# Start of Input rows
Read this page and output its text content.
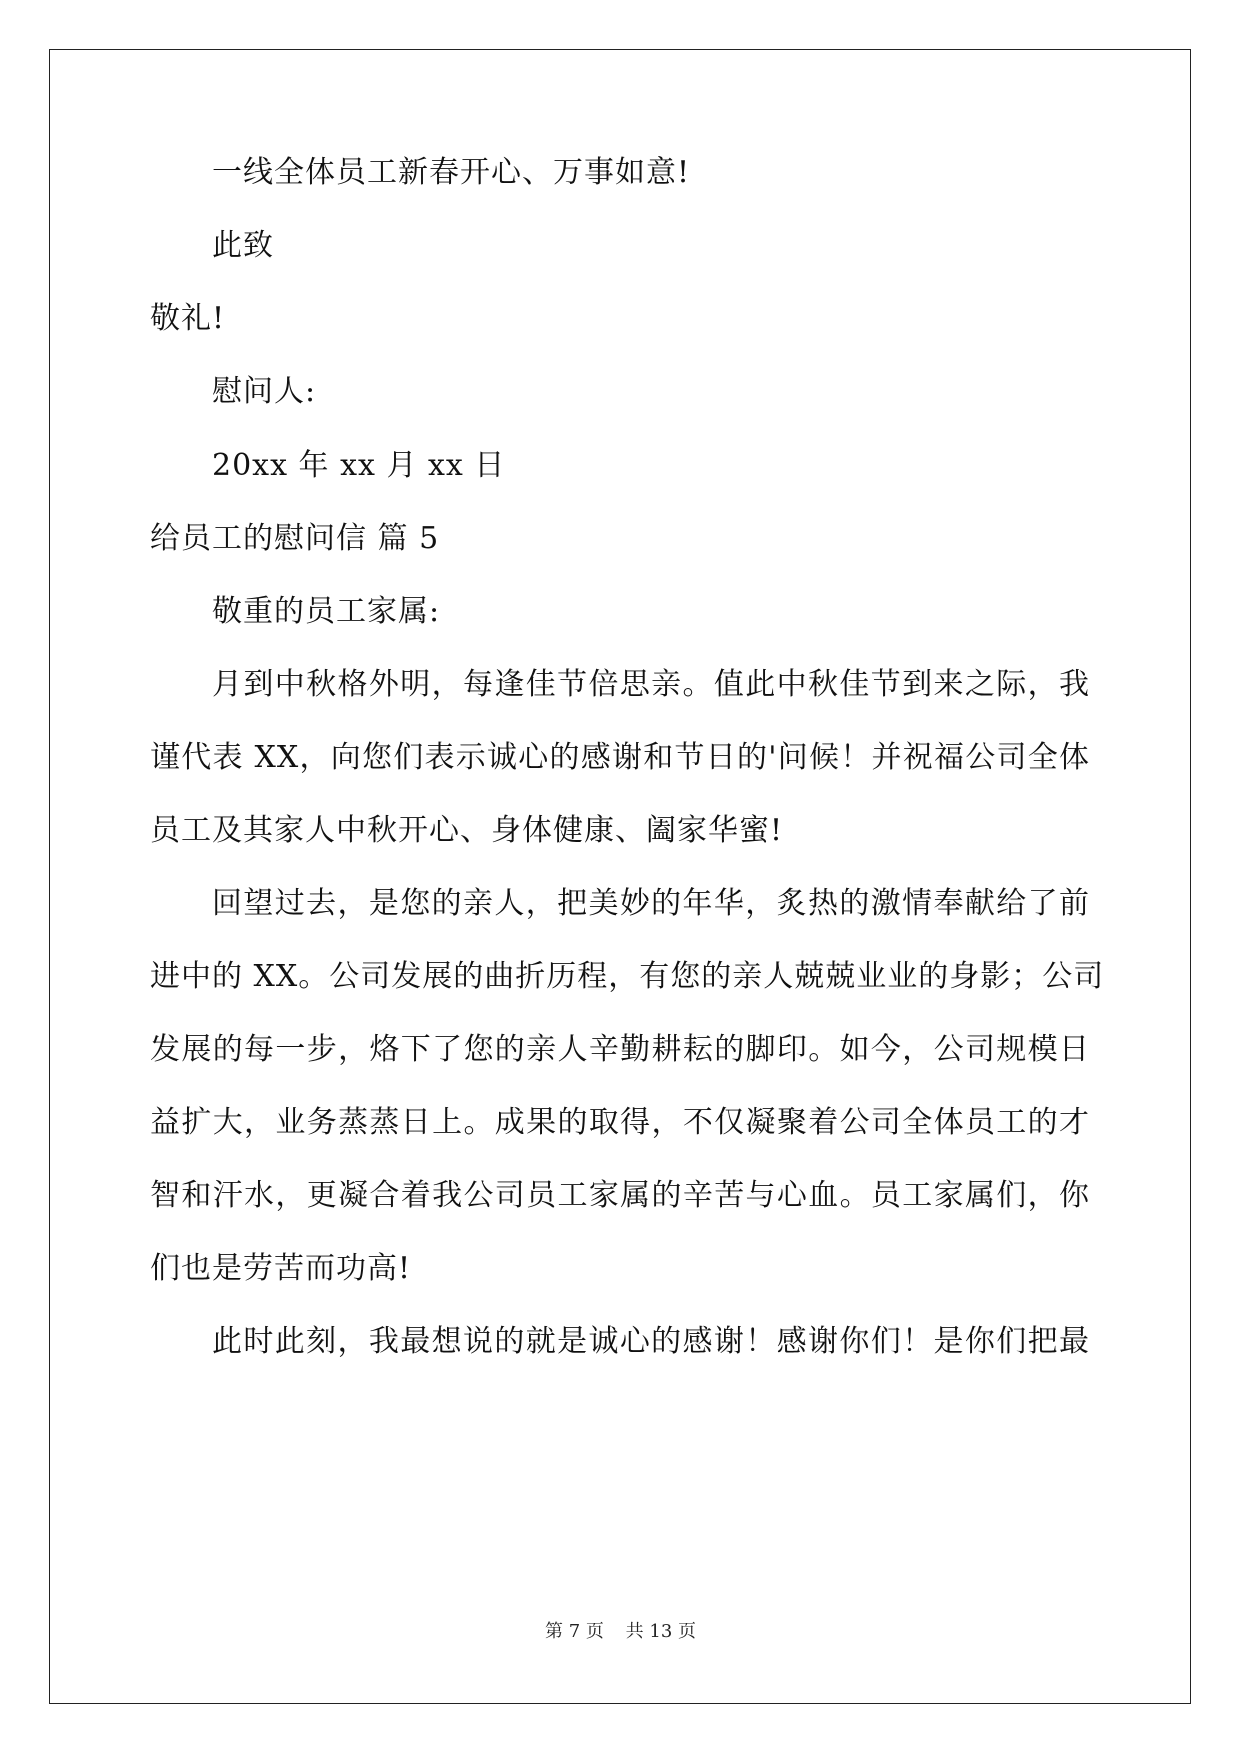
一线全体员工新春开心、万事如意!
此致
敬礼!
慰问人:
20xx 年 xx 月 xx 日
给员工的慰问信 篇 5
敬重的员工家属:
月到中秋格外明，每逢佳节倍思亲。值此中秋佳节到来之际，我
谨代表 XX，向您们表示诚心的感谢和节日的'问候！并祝福公司全体
员工及其家人中秋开心、身体健康、阖家华蜜!
回望过去，是您的亲人，把美妙的年华，炙热的激情奉献给了前
进中的 XX。公司发展的曲折历程，有您的亲人兢兢业业的身影；公司
发展的每一步，烙下了您的亲人辛勤耕耘的脚印。如今，公司规模日
益扩大，业务蒸蒸日上。成果的取得，不仅凝聚着公司全体员工的才
智和汗水，更凝合着我公司员工家属的辛苦与心血。员工家属们，你
们也是劳苦而功高!
此时此刻，我最想说的就是诚心的感谢！感谢你们！是你们把最
第 7 页 共 13 页
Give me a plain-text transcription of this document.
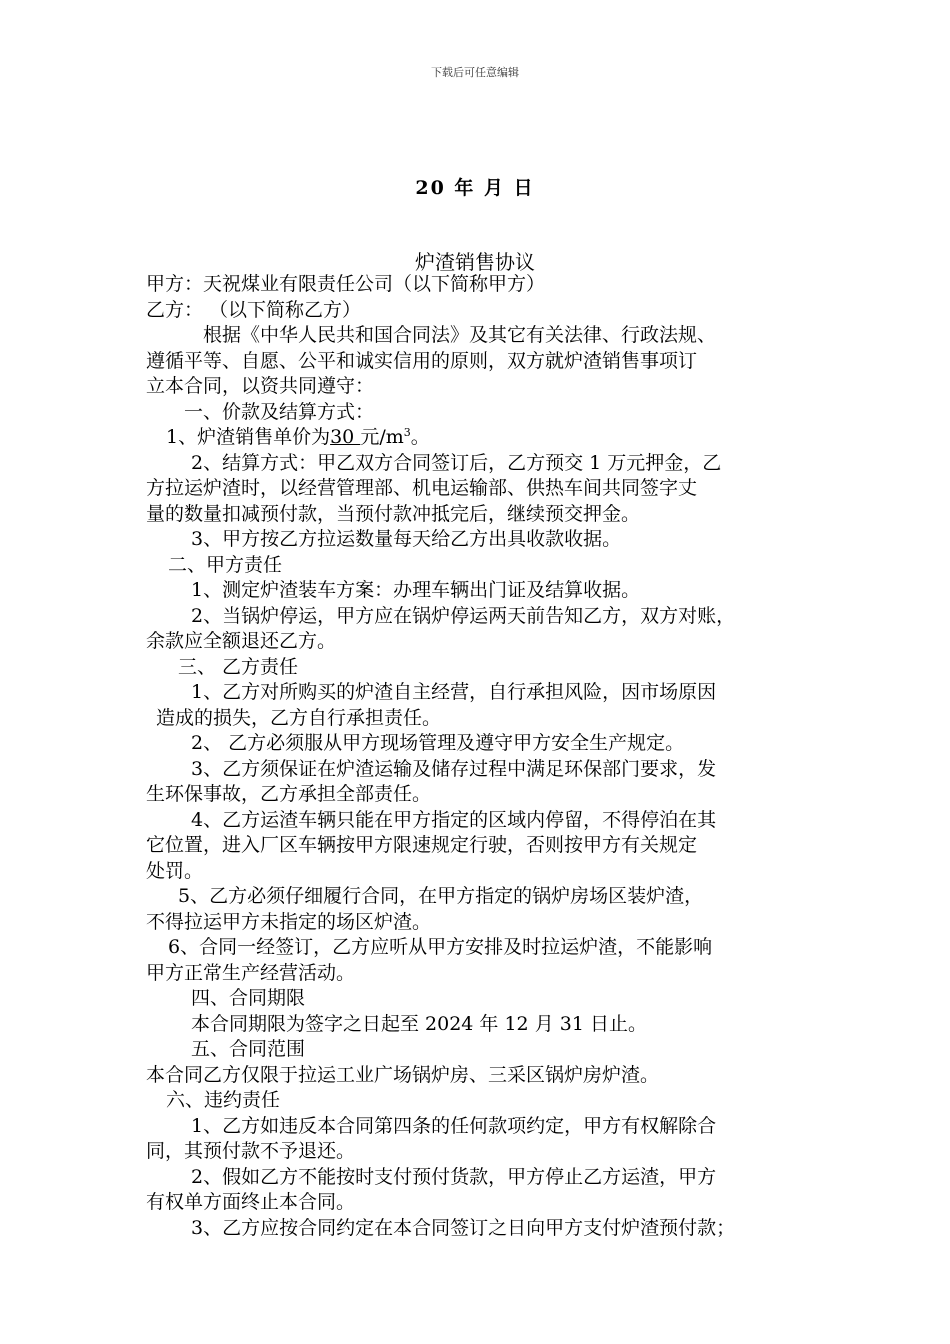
下载后可任意编辑
20 年 月 日
炉渣销售协议
甲方：天祝煤业有限责任公司（以下简称甲方）
乙方： （以下简称乙方）
根据《中华人民共和国合同法》及其它有关法律、行政法规、
遵循平等、自愿、公平和诚实信用的原则，双方就炉渣销售事项订
立本合同，以资共同遵守：
一、价款及结算方式：
1、炉渣销售单价为30 元$/m^3$。
2、结算方式：甲乙双方合同签订后，乙方预交 1 万元押金，乙
方拉运炉渣时，以经营管理部、机电运输部、供热车间共同签字丈
量的数量扣减预付款，当预付款冲抵完后，继续预交押金。
3、甲方按乙方拉运数量每天给乙方出具收款收据。
二、甲方责任
1、测定炉渣装车方案：办理车辆出门证及结算收据。
2、当锅炉停运，甲方应在锅炉停运两天前告知乙方，双方对账，
余款应全额退还乙方。
三、 乙方责任
1、乙方对所购买的炉渣自主经营，自行承担风险，因市场原因
造成的损失，乙方自行承担责任。
2、 乙方必须服从甲方现场管理及遵守甲方安全生产规定。
3、乙方须保证在炉渣运输及储存过程中满足环保部门要求，发
生环保事故，乙方承担全部责任。
4、乙方运渣车辆只能在甲方指定的区域内停留，不得停泊在其
它位置，进入厂区车辆按甲方限速规定行驶，否则按甲方有关规定
处罚。
5、乙方必须仔细履行合同，在甲方指定的锅炉房场区装炉渣，
不得拉运甲方未指定的场区炉渣。
6、合同一经签订，乙方应听从甲方安排及时拉运炉渣，不能影响
甲方正常生产经营活动。
四、合同期限
本合同期限为签字之日起至 2024 年 12 月 31 日止。
五、合同范围
本合同乙方仅限于拉运工业广场锅炉房、三采区锅炉房炉渣。
六、违约责任
1、乙方如违反本合同第四条的任何款项约定，甲方有权解除合
同，其预付款不予退还。
2、假如乙方不能按时支付预付货款，甲方停止乙方运渣，甲方
有权单方面终止本合同。
3、乙方应按合同约定在本合同签订之日向甲方支付炉渣预付款；
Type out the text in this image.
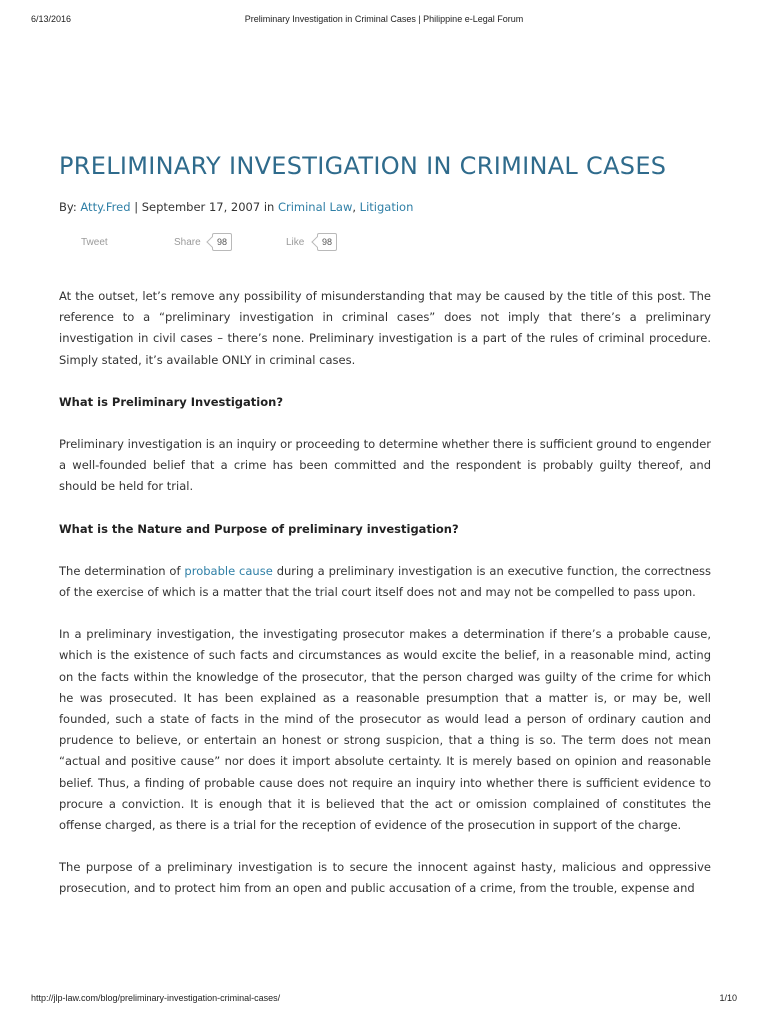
6/13/2016	Preliminary Investigation in Criminal Cases | Philippine e-Legal Forum
PRELIMINARY INVESTIGATION IN CRIMINAL CASES
By: Atty.Fred | September 17, 2007 in Criminal Law, Litigation
Tweet	Share	98	Like	98

At the outset, let’s remove any possibility of misunderstanding that may be caused by the title of this post. The reference to a “preliminary investigation in criminal cases” does not imply that there’s a preliminary investigation in civil cases – there’s none. Preliminary investigation is a part of the rules of criminal procedure. Simply stated, it’s available ONLY in criminal cases.

What is Preliminary Investigation?

Preliminary investigation is an inquiry or proceeding to determine whether there is sufficient ground to engender a well-founded belief that a crime has been committed and the respondent is probably guilty thereof, and should be held for trial.

What is the Nature and Purpose of preliminary investigation?

The determination of probable cause during a preliminary investigation is an executive function, the correctness of the exercise of which is a matter that the trial court itself does not and may not be compelled to pass upon.

In a preliminary investigation, the investigating prosecutor makes a determination if there’s a probable cause, which is the existence of such facts and circumstances as would excite the belief, in a reasonable mind, acting on the facts within the knowledge of the prosecutor, that the person charged was guilty of the crime for which he was prosecuted. It has been explained as a reasonable presumption that a matter is, or may be, well founded, such a state of facts in the mind of the prosecutor as would lead a person of ordinary caution and prudence to believe, or entertain an honest or strong suspicion, that a thing is so. The term does not mean “actual and positive cause” nor does it import absolute certainty. It is merely based on opinion and reasonable belief. Thus, a finding of probable cause does not require an inquiry into whether there is sufficient evidence to procure a conviction. It is enough that it is believed that the act or omission complained of constitutes the offense charged, as there is a trial for the reception of evidence of the prosecution in support of the charge.

The purpose of a preliminary investigation is to secure the innocent against hasty, malicious and oppressive prosecution, and to protect him from an open and public accusation of a crime, from the trouble, expense and

http://jlp-law.com/blog/preliminary-investigation-criminal-cases/	1/10
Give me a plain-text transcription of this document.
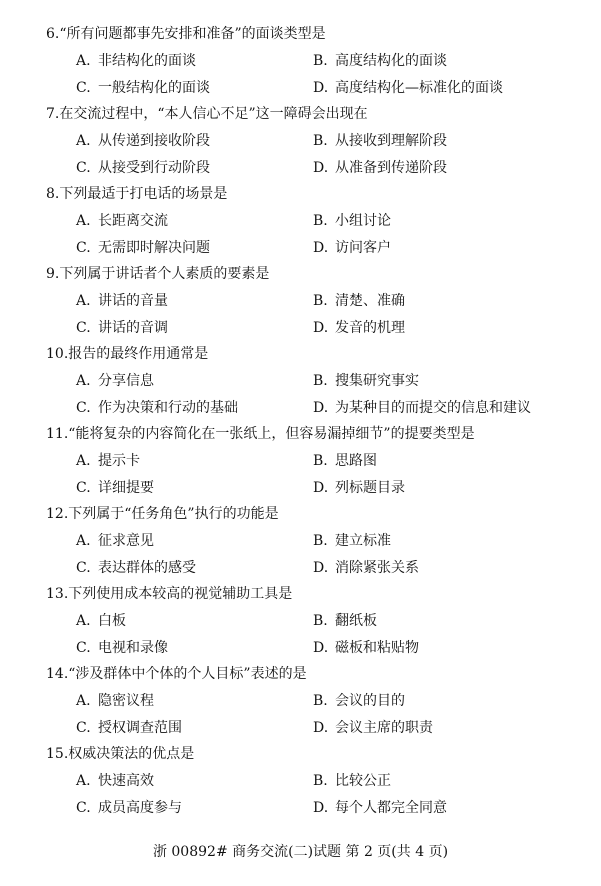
6.“所有问题都事先安排和准备”的面谈类型是
A. 非结构化的面谈	B. 高度结构化的面谈
C. 一般结构化的面谈	D. 高度结构化—标准化的面谈
7.在交流过程中，“本人信心不足”这一障碍会出现在
A. 从传递到接收阶段	B. 从接收到理解阶段
C. 从接受到行动阶段	D. 从准备到传递阶段
8.下列最适于打电话的场景是
A. 长距离交流	B. 小组讨论
C. 无需即时解决问题	D. 访问客户
9.下列属于讲话者个人素质的要素是
A. 讲话的音量	B. 清楚、准确
C. 讲话的音调	D. 发音的机理
10.报告的最终作用通常是
A. 分享信息	B. 搜集研究事实
C. 作为决策和行动的基础	D. 为某种目的而提交的信息和建议
11.“能将复杂的内容简化在一张纸上，但容易漏掉细节”的提要类型是
A. 提示卡	B. 思路图
C. 详细提要	D. 列标题目录
12.下列属于“任务角色”执行的功能是
A. 征求意见	B. 建立标准
C. 表达群体的感受	D. 消除紧张关系
13.下列使用成本较高的视觉辅助工具是
A. 白板	B. 翻纸板
C. 电视和录像	D. 磁板和粘贴物
14.“涉及群体中个体的个人目标”表述的是
A. 隐密议程	B. 会议的目的
C. 授权调查范围	D. 会议主席的职责
15.权威决策法的优点是
A. 快速高效	B. 比较公正
C. 成员高度参与	D. 每个人都完全同意
浙 00892# 商务交流(二)试题 第 2 页(共 4 页)
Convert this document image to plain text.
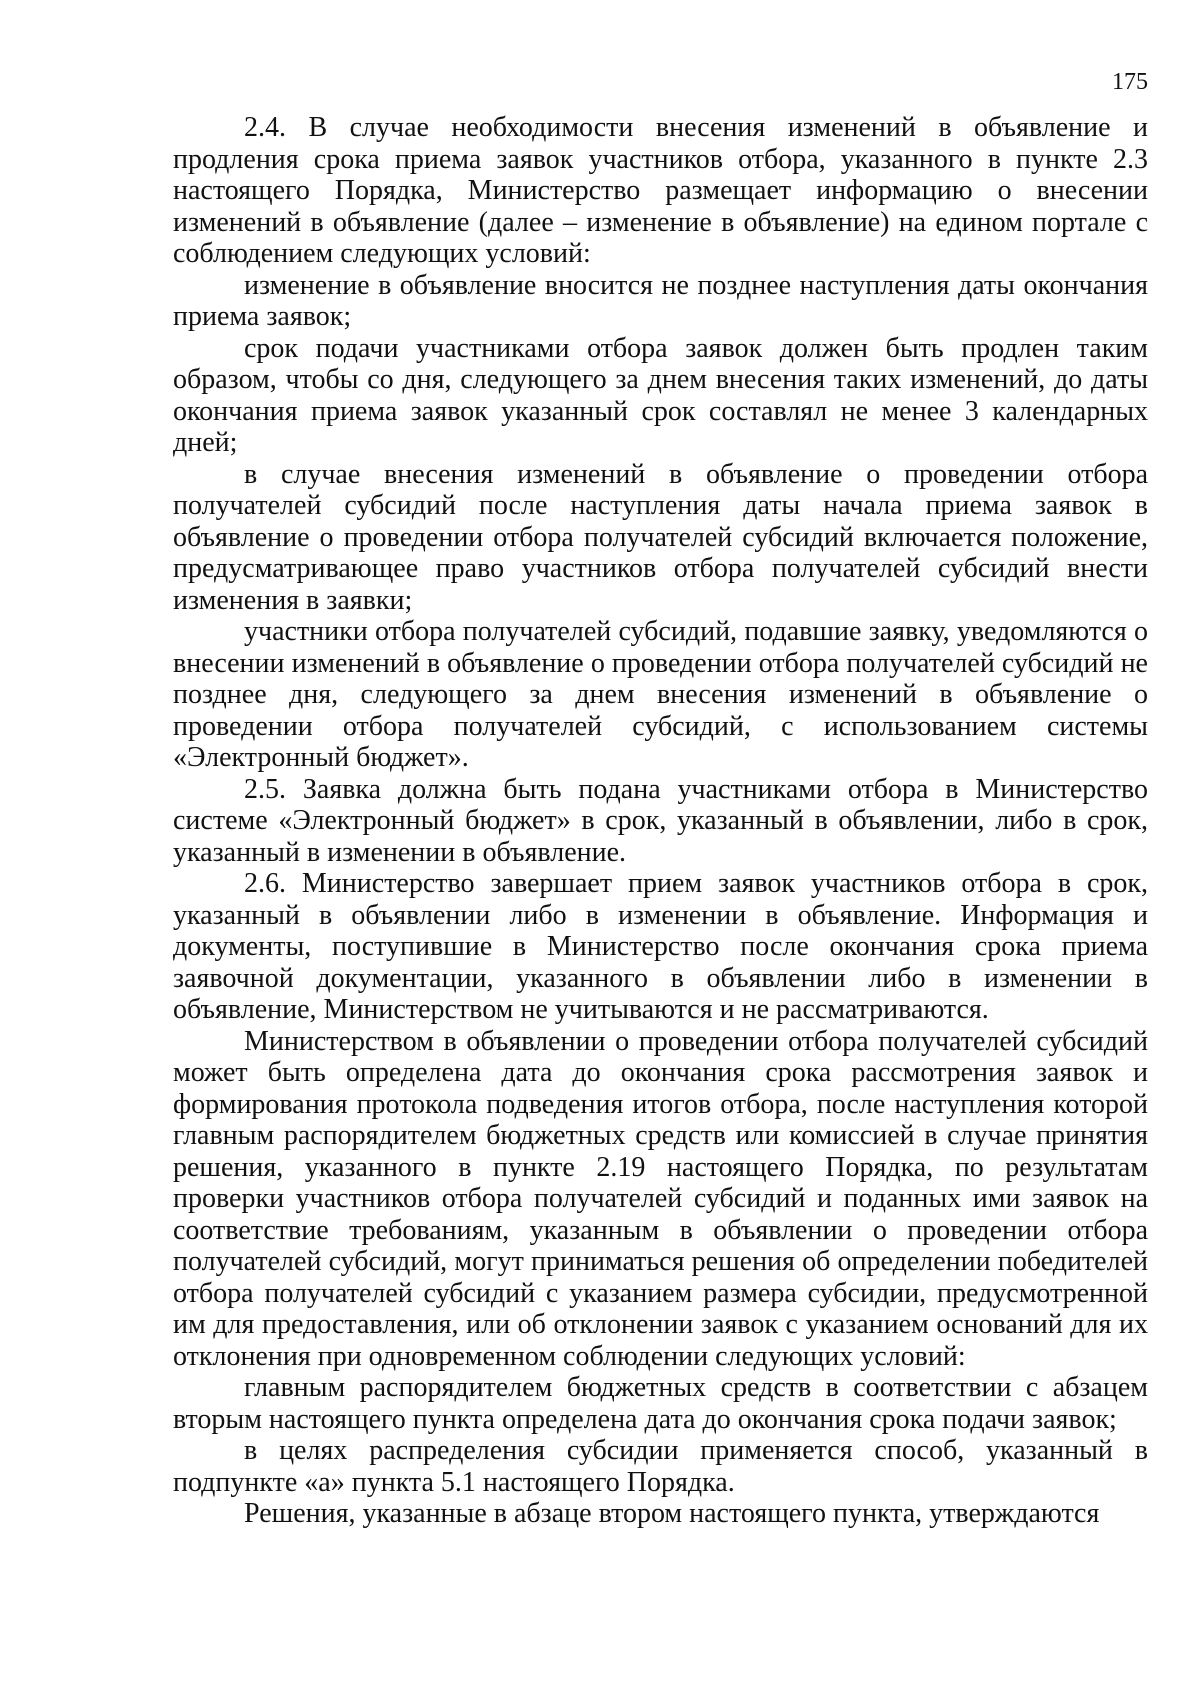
175

2.4. В случае необходимости внесения изменений в объявление и продления срока приема заявок участников отбора, указанного в пункте 2.3 настоящего Порядка, Министерство размещает информацию о внесении изменений в объявление (далее – изменение в объявление) на едином портале с соблюдением следующих условий:

изменение в объявление вносится не позднее наступления даты окончания приема заявок;

срок подачи участниками отбора заявок должен быть продлен таким образом, чтобы со дня, следующего за днем внесения таких изменений, до даты окончания приема заявок указанный срок составлял не менее 3 календарных дней;

в случае внесения изменений в объявление о проведении отбора получателей субсидий после наступления даты начала приема заявок в объявление о проведении отбора получателей субсидий включается положение, предусматривающее право участников отбора получателей субсидий внести изменения в заявки;

участники отбора получателей субсидий, подавшие заявку, уведомляются о внесении изменений в объявление о проведении отбора получателей субсидий не позднее дня, следующего за днем внесения изменений в объявление о проведении отбора получателей субсидий, с использованием системы «Электронный бюджет».

2.5. Заявка должна быть подана участниками отбора в Министерство системе «Электронный бюджет» в срок, указанный в объявлении, либо в срок, указанный в изменении в объявление.

2.6. Министерство завершает прием заявок участников отбора в срок, указанный в объявлении либо в изменении в объявление. Информация и документы, поступившие в Министерство после окончания срока приема заявочной документации, указанного в объявлении либо в изменении в объявление, Министерством не учитываются и не рассматриваются.

Министерством в объявлении о проведении отбора получателей субсидий может быть определена дата до окончания срока рассмотрения заявок и формирования протокола подведения итогов отбора, после наступления которой главным распорядителем бюджетных средств или комиссией в случае принятия решения, указанного в пункте 2.19 настоящего Порядка, по результатам проверки участников отбора получателей субсидий и поданных ими заявок на соответствие требованиям, указанным в объявлении о проведении отбора получателей субсидий, могут приниматься решения об определении победителей отбора получателей субсидий с указанием размера субсидии, предусмотренной им для предоставления, или об отклонении заявок с указанием оснований для их отклонения при одновременном соблюдении следующих условий:

главным распорядителем бюджетных средств в соответствии с абзацем вторым настоящего пункта определена дата до окончания срока подачи заявок;

в целях распределения субсидии применяется способ, указанный в подпункте «а» пункта 5.1 настоящего Порядка.

Решения, указанные в абзаце втором настоящего пункта, утверждаются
# End of Input rows
[Direction]
Find the lines above that include the string "либо" and copy them.

[Reply to the task]
2.5. Заявка должна быть подана участниками отбора в Министерство системе «Электронный бюджет» в срок, указанный в объявлении, либо в срок, указанный в изменении в объявление.
2.6. Министерство завершает прием заявок участников отбора в срок, указанный в объявлении либо в изменении в объявление. Информация и документы, поступившие в Министерство после окончания срока приема заявочной документации, указанного в объявлении либо в изменении в объявление, Министерством не учитываются и не рассматриваются.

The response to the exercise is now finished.